_YOUR TASK_
Repeat each record exactly as written, and drop any images.

_TASK INPUTS_
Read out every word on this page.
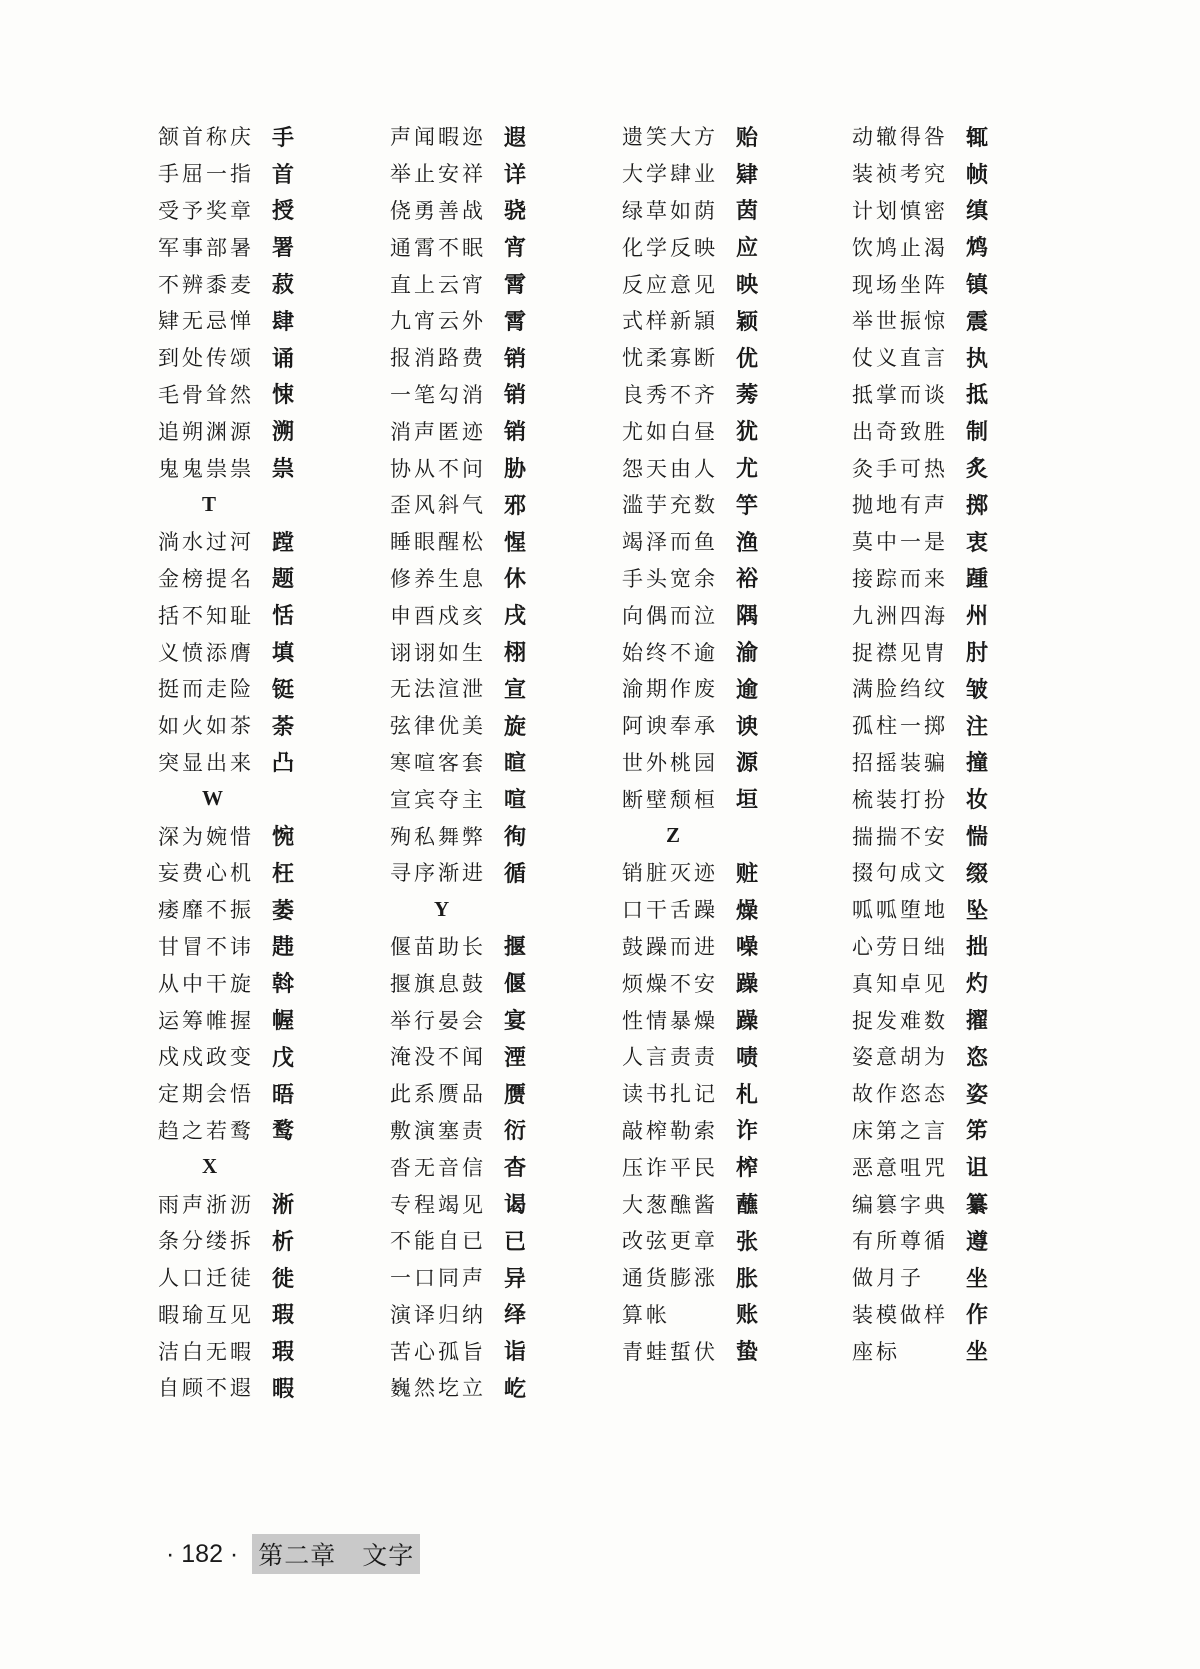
颔首称庆 手
手屈一指 首
受予奖章 授
军事部暑 署
不辨黍麦 菽
肄无忌惮 肆
到处传颂 诵
毛骨耸然 悚
追朔渊源 溯
鬼鬼祟祟 祟
T
淌水过河 蹚
金榜提名 题
括不知耻 恬
义愤添膺 填
挺而走险 铤
如火如茶 荼
突显出来 凸
W
深为婉惜 惋
妄费心机 枉
痿靡不振 萎
甘冒不讳 韪
从中干旋 斡
运筹帷握 幄
戍戍政变 戊
定期会悟 晤
趋之若鹜 鹜
X
雨声浙沥 淅
条分缕拆 析
人口迁徒 徙
暇瑜互见 瑕
洁白无暇 瑕
自顾不遐 暇
声闻暇迩 遐
举止安祥 详
侥勇善战 骁
通霄不眠 宵
直上云宵 霄
九宵云外 霄
报消路费 销
一笔勾消 销
消声匿迹 销
协从不问 胁
歪风斜气 邪
睡眼醒松 惺
修养生息 休
申酉戍亥 戌
诩诩如生 栩
无法渲泄 宣
弦律优美 旋
寒喧客套 暄
宣宾夺主 喧
殉私舞弊 徇
寻序渐进 循
Y
偃苗助长 揠
揠旗息鼓 偃
举行晏会 宴
淹没不闻 湮
此系赝品 赝
敷演塞责 衍
沓无音信 杳
专程竭见 谒
不能自已 已
一口同声 异
演译归纳 绎
苦心孤旨 诣
巍然圪立 屹
遗笑大方 贻
大学肆业 肄
绿草如荫 茵
化学反映 应
反应意见 映
式样新頴 颖
忧柔寡断 优
良秀不齐 莠
尤如白昼 犹
怨天由人 尤
滥芋充数 竽
竭泽而鱼 渔
手头宽余 裕
向偶而泣 隅
始终不逾 渝
渝期作废 逾
阿谀奉承 谀
世外桃园 源
断壁颓桓 垣
Z
销脏灭迹 赃
口干舌躁 燥
鼓躁而进 噪
烦燥不安 躁
性情暴燥 躁
人言责责 啧
读书扎记 札
敲榨勒索 诈
压诈平民 榨
大葱醮酱 蘸
改弦更章 张
通货膨涨 胀
算帐	账
青蛙蜇伏 蛰
动辙得咎 辄
装祯考究 帧
计划慎密 缜
饮鸠止渴 鸩
现场坐阵 镇
举世振惊 震
仗义直言 执
抵掌而谈 抵
出奇致胜 制
灸手可热 炙
抛地有声 掷
莫中一是 衷
接踪而来 踵
九洲四海 州
捉襟见胄 肘
满脸绉纹 皱
孤柱一掷 注
招摇装骗 撞
梳装打扮 妆
揣揣不安 惴
掇句成文 缀
呱呱堕地 坠
心劳日绌 拙
真知卓见 灼
捉发难数 擢
姿意胡为 恣
故作恣态 姿
床第之言 笫
恶意咀咒 诅
编篡字典 纂
有所尊循 遵
做月子	坐
装模做样 作
座标	坐
· 182 · 第二章　文字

_RESULT OF THIS EXERCISE_
Read out every word on this page.
颔首称庆 手
手屈一指 首
受予奖章 授
军事部暑 署
不辨黍麦 菽
肄无忌惮 肆
到处传颂 诵
毛骨耸然 悚
追朔渊源 溯
鬼鬼祟祟 祟
T
淌水过河 蹚
金榜提名 题
括不知耻 恬
义愤添膺 填
挺而走险 铤
如火如茶 荼
突显出来 凸
W
深为婉惜 惋
妄费心机 枉
痿靡不振 萎
甘冒不讳 韪
从中干旋 斡
运筹帷握 幄
戍戍政变 戊
定期会悟 晤
趋之若鹜 鹜
X
雨声浙沥 淅
条分缕拆 析
人口迁徒 徙
暇瑜互见 瑕
洁白无暇 瑕
自顾不遐 暇
声闻暇迩 遐
举止安祥 详
侥勇善战 骁
通霄不眠 宵
直上云宵 霄
九宵云外 霄
报消路费 销
一笔勾消 销
消声匿迹 销
协从不问 胁
歪风斜气 邪
睡眼醒松 惺
修养生息 休
申酉戍亥 戌
诩诩如生 栩
无法渲泄 宣
弦律优美 旋
寒喧客套 暄
宣宾夺主 喧
殉私舞弊 徇
寻序渐进 循
Y
偃苗助长 揠
揠旗息鼓 偃
举行晏会 宴
淹没不闻 湮
此系赝品 赝
敷演塞责 衍
沓无音信 杳
专程竭见 谒
不能自已 已
一口同声 异
演译归纳 绎
苦心孤旨 诣
巍然圪立 屹
遗笑大方 贻
大学肆业 肄
绿草如荫 茵
化学反映 应
反应意见 映
式样新頴 颖
忧柔寡断 优
良秀不齐 莠
尤如白昼 犹
怨天由人 尤
滥芋充数 竽
竭泽而鱼 渔
手头宽余 裕
向偶而泣 隅
始终不逾 渝
渝期作废 逾
阿谀奉承 谀
世外桃园 源
断壁颓桓 垣
Z
销脏灭迹 赃
口干舌躁 燥
鼓躁而进 噪
烦燥不安 躁
性情暴燥 躁
人言责责 啧
读书扎记 札
敲榨勒索 诈
压诈平民 榨
大葱醮酱 蘸
改弦更章 张
通货膨涨 胀
算帐	账
青蛙蜇伏 蛰
动辙得咎 辄
装祯考究 帧
计划慎密 缜
饮鸠止渴 鸩
现场坐阵 镇
举世振惊 震
仗义直言 执
抵掌而谈 抵
出奇致胜 制
灸手可热 炙
抛地有声 掷
莫中一是 衷
接踪而来 踵
九洲四海 州
捉襟见胄 肘
满脸绉纹 皱
孤柱一掷 注
招摇装骗 撞
梳装打扮 妆
揣揣不安 惴
掇句成文 缀
呱呱堕地 坠
心劳日绌 拙
真知卓见 灼
捉发难数 擢
姿意胡为 恣
故作恣态 姿
床第之言 笫
恶意咀咒 诅
编篡字典 纂
有所尊循 遵
做月子	坐
装模做样 作
座标	坐
· 182 · 第二章　文字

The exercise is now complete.